_Aim of the exercise_
Below is a listing; copy all of it exactly.

***

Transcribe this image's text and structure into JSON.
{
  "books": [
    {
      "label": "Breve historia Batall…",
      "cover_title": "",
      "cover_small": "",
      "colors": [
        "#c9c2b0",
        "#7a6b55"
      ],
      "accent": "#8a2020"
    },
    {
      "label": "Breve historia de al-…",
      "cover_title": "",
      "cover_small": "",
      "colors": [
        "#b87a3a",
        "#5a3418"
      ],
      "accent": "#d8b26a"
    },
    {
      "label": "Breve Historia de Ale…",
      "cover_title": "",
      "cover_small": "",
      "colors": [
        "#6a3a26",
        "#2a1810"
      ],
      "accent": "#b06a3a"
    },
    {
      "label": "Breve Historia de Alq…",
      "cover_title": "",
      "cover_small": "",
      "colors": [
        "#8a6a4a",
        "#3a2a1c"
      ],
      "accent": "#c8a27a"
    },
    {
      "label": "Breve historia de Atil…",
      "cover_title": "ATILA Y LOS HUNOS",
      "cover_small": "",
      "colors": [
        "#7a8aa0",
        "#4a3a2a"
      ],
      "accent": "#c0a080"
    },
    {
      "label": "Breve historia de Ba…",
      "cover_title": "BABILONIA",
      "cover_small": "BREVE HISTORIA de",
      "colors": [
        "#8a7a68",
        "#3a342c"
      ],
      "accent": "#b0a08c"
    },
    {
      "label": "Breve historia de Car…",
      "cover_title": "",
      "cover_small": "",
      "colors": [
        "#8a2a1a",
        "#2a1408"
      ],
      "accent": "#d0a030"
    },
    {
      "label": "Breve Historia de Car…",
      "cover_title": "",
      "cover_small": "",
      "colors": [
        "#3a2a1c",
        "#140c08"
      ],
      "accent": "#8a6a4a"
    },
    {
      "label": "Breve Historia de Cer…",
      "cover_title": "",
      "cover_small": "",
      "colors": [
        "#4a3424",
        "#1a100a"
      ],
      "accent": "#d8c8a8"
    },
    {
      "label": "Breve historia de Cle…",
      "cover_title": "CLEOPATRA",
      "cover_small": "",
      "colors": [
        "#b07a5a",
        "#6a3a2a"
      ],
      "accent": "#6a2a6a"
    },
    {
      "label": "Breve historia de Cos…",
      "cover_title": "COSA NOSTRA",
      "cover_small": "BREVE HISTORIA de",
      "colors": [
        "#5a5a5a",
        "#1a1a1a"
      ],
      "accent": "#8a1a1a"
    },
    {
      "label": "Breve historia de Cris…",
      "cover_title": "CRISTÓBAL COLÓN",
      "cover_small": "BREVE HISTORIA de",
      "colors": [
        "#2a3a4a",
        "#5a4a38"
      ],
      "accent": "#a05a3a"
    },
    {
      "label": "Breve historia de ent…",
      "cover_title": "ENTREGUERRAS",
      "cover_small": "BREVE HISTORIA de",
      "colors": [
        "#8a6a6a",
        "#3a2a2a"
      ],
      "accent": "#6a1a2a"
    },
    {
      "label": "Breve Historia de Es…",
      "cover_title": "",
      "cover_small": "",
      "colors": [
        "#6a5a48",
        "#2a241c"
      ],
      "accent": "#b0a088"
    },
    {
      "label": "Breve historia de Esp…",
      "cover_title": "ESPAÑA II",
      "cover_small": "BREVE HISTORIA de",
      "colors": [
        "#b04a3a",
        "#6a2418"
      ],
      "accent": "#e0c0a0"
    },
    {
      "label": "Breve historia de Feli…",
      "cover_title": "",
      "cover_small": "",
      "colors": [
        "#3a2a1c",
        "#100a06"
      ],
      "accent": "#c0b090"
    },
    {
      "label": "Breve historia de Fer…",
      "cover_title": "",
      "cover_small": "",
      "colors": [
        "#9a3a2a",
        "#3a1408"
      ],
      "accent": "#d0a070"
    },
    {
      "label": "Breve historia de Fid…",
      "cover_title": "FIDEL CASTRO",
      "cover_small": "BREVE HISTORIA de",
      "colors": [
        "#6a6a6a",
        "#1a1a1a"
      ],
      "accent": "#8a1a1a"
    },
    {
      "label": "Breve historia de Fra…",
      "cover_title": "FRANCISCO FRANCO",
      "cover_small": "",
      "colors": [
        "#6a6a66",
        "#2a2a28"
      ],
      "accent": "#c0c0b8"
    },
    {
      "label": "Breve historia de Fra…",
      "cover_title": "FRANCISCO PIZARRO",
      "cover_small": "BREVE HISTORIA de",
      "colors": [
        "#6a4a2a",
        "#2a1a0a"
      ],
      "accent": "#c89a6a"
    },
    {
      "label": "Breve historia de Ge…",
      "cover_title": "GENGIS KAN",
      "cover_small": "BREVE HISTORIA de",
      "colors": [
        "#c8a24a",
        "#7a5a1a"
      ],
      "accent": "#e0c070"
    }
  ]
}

***

_Answer to the task_
Transcribe this image's text and structure into JSON.
{
  "books": [
    {
      "label": "Breve historia Batall…",
      "cover_title": "",
      "cover_small": "",
      "colors": [
        "#c9c2b0",
        "#7a6b55"
      ],
      "accent": "#8a2020"
    },
    {
      "label": "Breve historia de al-…",
      "cover_title": "",
      "cover_small": "",
      "colors": [
        "#b87a3a",
        "#5a3418"
      ],
      "accent": "#d8b26a"
    },
    {
      "label": "Breve Historia de Ale…",
      "cover_title": "",
      "cover_small": "",
      "colors": [
        "#6a3a26",
        "#2a1810"
      ],
      "accent": "#b06a3a"
    },
    {
      "label": "Breve Historia de Alq…",
      "cover_title": "",
      "cover_small": "",
      "colors": [
        "#8a6a4a",
        "#3a2a1c"
      ],
      "accent": "#c8a27a"
    },
    {
      "label": "Breve historia de Atil…",
      "cover_title": "ATILA Y LOS HUNOS",
      "cover_small": "",
      "colors": [
        "#7a8aa0",
        "#4a3a2a"
      ],
      "accent": "#c0a080"
    },
    {
      "label": "Breve historia de Ba…",
      "cover_title": "BABILONIA",
      "cover_small": "BREVE HISTORIA de",
      "colors": [
        "#8a7a68",
        "#3a342c"
      ],
      "accent": "#b0a08c"
    },
    {
      "label": "Breve historia de Car…",
      "cover_title": "",
      "cover_small": "",
      "colors": [
        "#8a2a1a",
        "#2a1408"
      ],
      "accent": "#d0a030"
    },
    {
      "label": "Breve Historia de Car…",
      "cover_title": "",
      "cover_small": "",
      "colors": [
        "#3a2a1c",
        "#140c08"
      ],
      "accent": "#8a6a4a"
    },
    {
      "label": "Breve Historia de Cer…",
      "cover_title": "",
      "cover_small": "",
      "colors": [
        "#4a3424",
        "#1a100a"
      ],
      "accent": "#d8c8a8"
    },
    {
      "label": "Breve historia de Cle…",
      "cover_title": "CLEOPATRA",
      "cover_small": "",
      "colors": [
        "#b07a5a",
        "#6a3a2a"
      ],
      "accent": "#6a2a6a"
    },
    {
      "label": "Breve historia de Cos…",
      "cover_title": "COSA NOSTRA",
      "cover_small": "BREVE HISTORIA de",
      "colors": [
        "#5a5a5a",
        "#1a1a1a"
      ],
      "accent": "#8a1a1a"
    },
    {
      "label": "Breve historia de Cris…",
      "cover_title": "CRISTÓBAL COLÓN",
      "cover_small": "BREVE HISTORIA de",
      "colors": [
        "#2a3a4a",
        "#5a4a38"
      ],
      "accent": "#a05a3a"
    },
    {
      "label": "Breve historia de ent…",
      "cover_title": "ENTREGUERRAS",
      "cover_small": "BREVE HISTORIA de",
      "colors": [
        "#8a6a6a",
        "#3a2a2a"
      ],
      "accent": "#6a1a2a"
    },
    {
      "label": "Breve Historia de Es…",
      "cover_title": "",
      "cover_small": "",
      "colors": [
        "#6a5a48",
        "#2a241c"
      ],
      "accent": "#b0a088"
    },
    {
      "label": "Breve historia de Esp…",
      "cover_title": "ESPAÑA II",
      "cover_small": "BREVE HISTORIA de",
      "colors": [
        "#b04a3a",
        "#6a2418"
      ],
      "accent": "#e0c0a0"
    },
    {
      "label": "Breve historia de Feli…",
      "cover_title": "",
      "cover_small": "",
      "colors": [
        "#3a2a1c",
        "#100a06"
      ],
      "accent": "#c0b090"
    },
    {
      "label": "Breve historia de Fer…",
      "cover_title": "",
      "cover_small": "",
      "colors": [
        "#9a3a2a",
        "#3a1408"
      ],
      "accent": "#d0a070"
    },
    {
      "label": "Breve historia de Fid…",
      "cover_title": "FIDEL CASTRO",
      "cover_small": "BREVE HISTORIA de",
      "colors": [
        "#6a6a6a",
        "#1a1a1a"
      ],
      "accent": "#8a1a1a"
    },
    {
      "label": "Breve historia de Fra…",
      "cover_title": "FRANCISCO FRANCO",
      "cover_small": "",
      "colors": [
        "#6a6a66",
        "#2a2a28"
      ],
      "accent": "#c0c0b8"
    },
    {
      "label": "Breve historia de Fra…",
      "cover_title": "FRANCISCO PIZARRO",
      "cover_small": "BREVE HISTORIA de",
      "colors": [
        "#6a4a2a",
        "#2a1a0a"
      ],
      "accent": "#c89a6a"
    },
    {
      "label": "Breve historia de Ge…",
      "cover_title": "GENGIS KAN",
      "cover_small": "BREVE HISTORIA de",
      "colors": [
        "#c8a24a",
        "#7a5a1a"
      ],
      "accent": "#e0c070"
    }
  ]
}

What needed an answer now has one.